*What the task requires*.
Go through the entries below and count the lines holding the word "JSON". Reply with only the number, please.

*Listed entries*.
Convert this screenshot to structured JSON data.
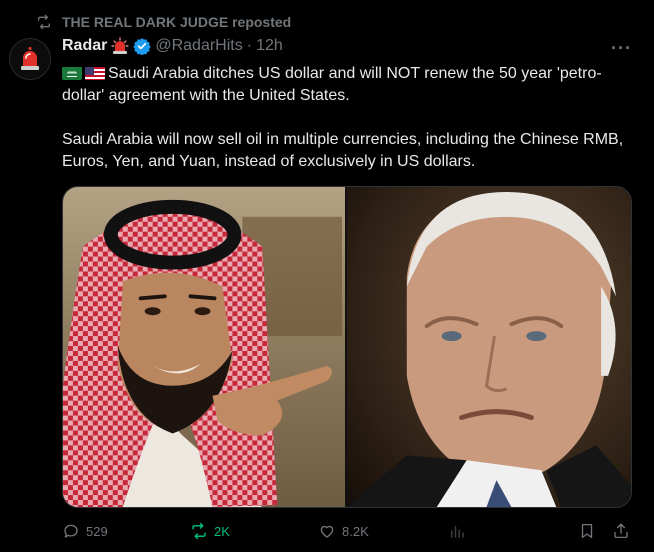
{
  "repost": {
    "text": "THE REAL DARK JUDGE reposted"
  },
  "post": {
    "author_name": "Radar",
    "handle": "@RadarHits",
    "separator": "·",
    "time": "12h",
    "more_label": "···",
    "line1": "Saudi Arabia ditches US dollar and will NOT renew the 50 year 'petro-dollar' agreement with the United States.",
    "line2": "Saudi Arabia will now sell oil in multiple currencies, including the Chinese RMB, Euros, Yen, and Yuan, instead of exclusively in US dollars."
  },
  "actions": {
    "replies": "529",
    "reposts": "2K",
    "likes": "8.2K",
    "views": ""
  },
  "icons": {
    "repost": "repost-icon",
    "avatar": "siren-icon",
    "verified": "verified-badge-icon",
    "reply": "reply-icon",
    "like": "heart-icon",
    "views": "views-icon",
    "bookmark": "bookmark-icon",
    "share": "share-icon"
  },
  "colors": {
    "background": "#000000",
    "text": "#e7e9ea",
    "muted": "#71767b",
    "verified": "#1d9bf0",
    "repost_active": "#00ba7c"
  }
}
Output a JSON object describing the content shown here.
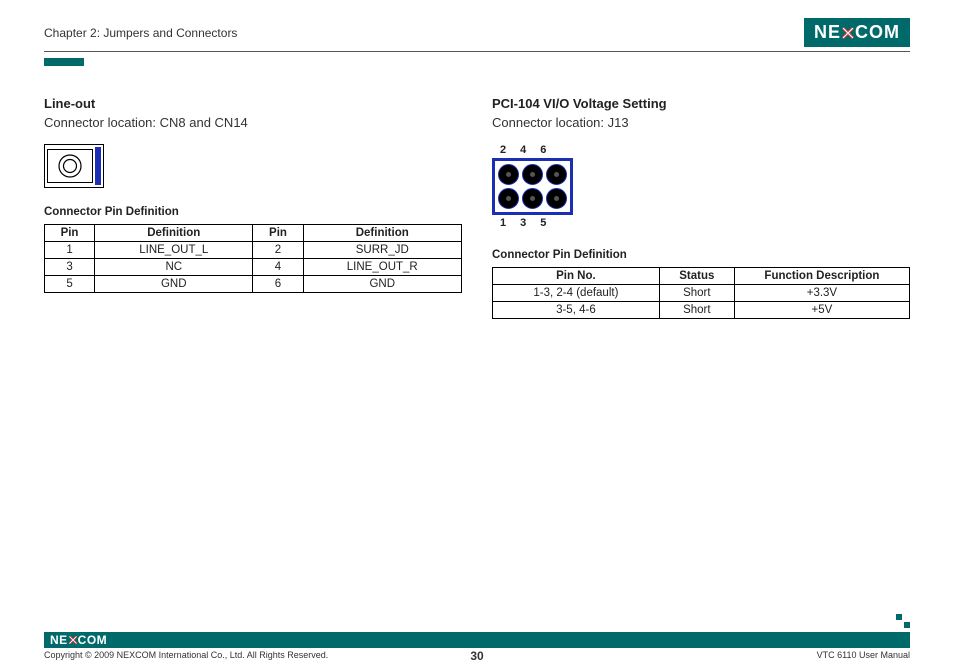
{
  "header": {
    "chapter": "Chapter 2: Jumpers and Connectors",
    "logo_a": "NE",
    "logo_b": "COM"
  },
  "left": {
    "title": "Line-out",
    "location": "Connector location: CN8 and CN14",
    "table_caption": "Connector Pin Definition",
    "headers": {
      "pin": "Pin",
      "def": "Definition"
    },
    "rows": [
      {
        "p1": "1",
        "d1": "LINE_OUT_L",
        "p2": "2",
        "d2": "SURR_JD"
      },
      {
        "p1": "3",
        "d1": "NC",
        "p2": "4",
        "d2": "LINE_OUT_R"
      },
      {
        "p1": "5",
        "d1": "GND",
        "p2": "6",
        "d2": "GND"
      }
    ]
  },
  "right": {
    "title": "PCI-104 VI/O Voltage Setting",
    "location": "Connector location: J13",
    "pin_labels_top": [
      "2",
      "4",
      "6"
    ],
    "pin_labels_bottom": [
      "1",
      "3",
      "5"
    ],
    "table_caption": "Connector Pin Definition",
    "headers": {
      "pin": "Pin No.",
      "status": "Status",
      "func": "Function Description"
    },
    "rows": [
      {
        "pin": "1-3, 2-4 (default)",
        "status": "Short",
        "func": "+3.3V"
      },
      {
        "pin": "3-5, 4-6",
        "status": "Short",
        "func": "+5V"
      }
    ]
  },
  "footer": {
    "logo_a": "NE",
    "logo_b": "COM",
    "copyright": "Copyright © 2009 NEXCOM International Co., Ltd. All Rights Reserved.",
    "page": "30",
    "manual": "VTC 6110 User Manual"
  }
}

*Written response*.
2